Short exercise: In the entries below, count every line containing "Peanut". Return the number and nothing else.

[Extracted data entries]

■ ■ ■ ■

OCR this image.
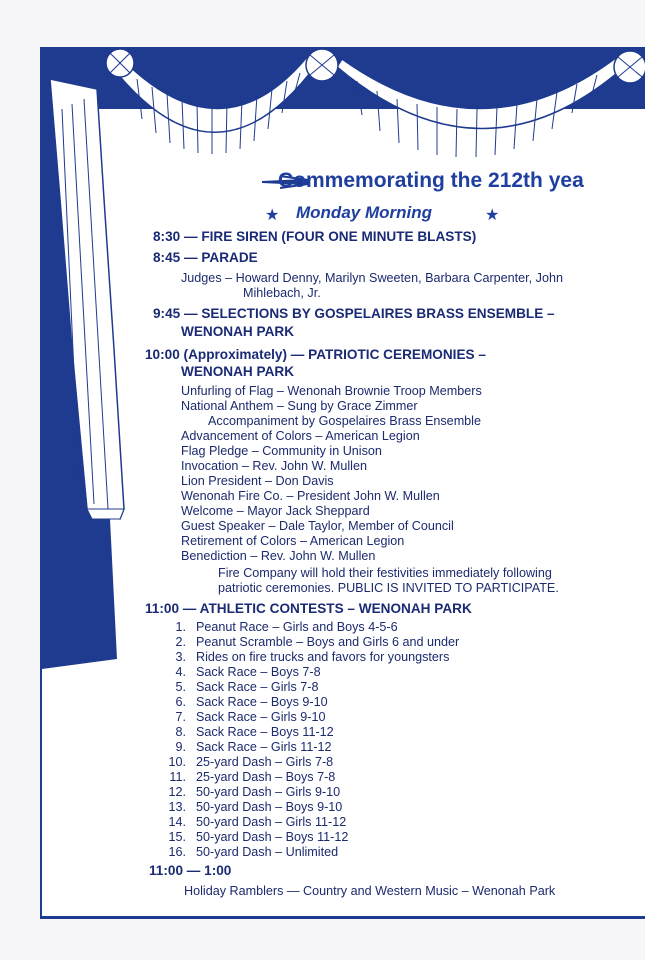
Commemorating the 212th yea
★ Monday Morning	★
8:30 — FIRE SIREN (FOUR ONE MINUTE BLASTS)
8:45 — PARADE
Judges – Howard Denny, Marilyn Sweeten, Barbara Carpenter, John
Mihlebach, Jr.
9:45 — SELECTIONS BY GOSPELAIRES BRASS ENSEMBLE –
WENONAH PARK
10:00 (Approximately) — PATRIOTIC CEREMONIES –
WENONAH PARK
Unfurling of Flag – Wenonah Brownie Troop Members
National Anthem – Sung by Grace Zimmer
Accompaniment by Gospelaires Brass Ensemble
Advancement of Colors – American Legion
Flag Pledge – Community in Unison
Invocation – Rev. John W. Mullen
Lion President – Don Davis
Wenonah Fire Co. – President John W. Mullen
Welcome – Mayor Jack Sheppard
Guest Speaker – Dale Taylor, Member of Council
Retirement of Colors – American Legion
Benediction – Rev. John W. Mullen
Fire Company will hold their festivities immediately following
patriotic ceremonies. PUBLIC IS INVITED TO PARTICIPATE.
11:00 — ATHLETIC CONTESTS – WENONAH PARK
1. Peanut Race – Girls and Boys 4-5-6
2. Peanut Scramble – Boys and Girls 6 and under
3. Rides on fire trucks and favors for youngsters
4. Sack Race – Boys 7-8
5. Sack Race – Girls 7-8
6. Sack Race – Boys 9-10
7. Sack Race – Girls 9-10
8. Sack Race – Boys 11-12
9. Sack Race – Girls 11-12
10. 25-yard Dash – Girls 7-8
11. 25-yard Dash – Boys 7-8
12. 50-yard Dash – Girls 9-10
13. 50-yard Dash – Boys 9-10
14. 50-yard Dash – Girls 11-12
15. 50-yard Dash – Boys 11-12
16. 50-yard Dash – Unlimited
11:00 — 1:00
Holiday Ramblers — Country and Western Music – Wenonah Park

■ ■ ■ ■

Solution below: 2